* begin SUPPLIED INFORMATION *

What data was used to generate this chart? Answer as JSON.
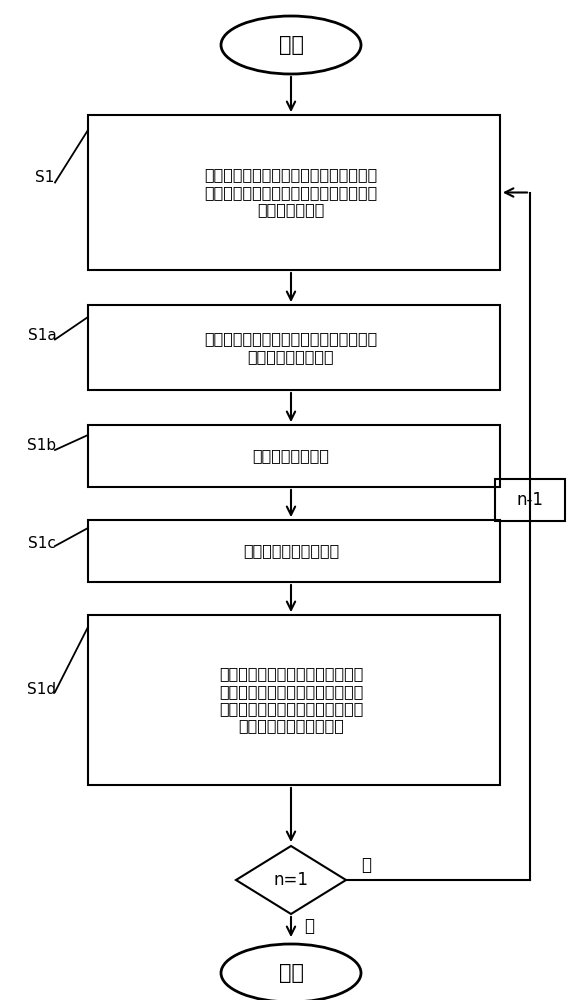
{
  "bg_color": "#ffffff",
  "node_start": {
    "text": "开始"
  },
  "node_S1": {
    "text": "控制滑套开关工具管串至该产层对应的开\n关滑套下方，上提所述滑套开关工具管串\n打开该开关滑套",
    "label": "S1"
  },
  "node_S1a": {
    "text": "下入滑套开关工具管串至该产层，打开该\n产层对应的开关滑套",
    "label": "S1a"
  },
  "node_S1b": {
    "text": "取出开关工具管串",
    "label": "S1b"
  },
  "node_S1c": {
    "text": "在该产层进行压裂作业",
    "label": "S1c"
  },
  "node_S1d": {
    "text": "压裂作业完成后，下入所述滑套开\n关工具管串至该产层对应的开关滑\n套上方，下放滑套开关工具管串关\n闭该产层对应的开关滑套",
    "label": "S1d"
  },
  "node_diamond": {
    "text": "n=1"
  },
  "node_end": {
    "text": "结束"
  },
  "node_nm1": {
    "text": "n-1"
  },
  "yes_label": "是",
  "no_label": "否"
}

* end SUPPLIED INFORMATION *

Repeat each entry above word for word, leaving every picture out.

What data was used to generate this chart? Answer as JSON.
{
  "bg_color": "#ffffff",
  "node_start": {
    "text": "开始"
  },
  "node_S1": {
    "text": "控制滑套开关工具管串至该产层对应的开\n关滑套下方，上提所述滑套开关工具管串\n打开该开关滑套",
    "label": "S1"
  },
  "node_S1a": {
    "text": "下入滑套开关工具管串至该产层，打开该\n产层对应的开关滑套",
    "label": "S1a"
  },
  "node_S1b": {
    "text": "取出开关工具管串",
    "label": "S1b"
  },
  "node_S1c": {
    "text": "在该产层进行压裂作业",
    "label": "S1c"
  },
  "node_S1d": {
    "text": "压裂作业完成后，下入所述滑套开\n关工具管串至该产层对应的开关滑\n套上方，下放滑套开关工具管串关\n闭该产层对应的开关滑套",
    "label": "S1d"
  },
  "node_diamond": {
    "text": "n=1"
  },
  "node_end": {
    "text": "结束"
  },
  "node_nm1": {
    "text": "n-1"
  },
  "yes_label": "是",
  "no_label": "否"
}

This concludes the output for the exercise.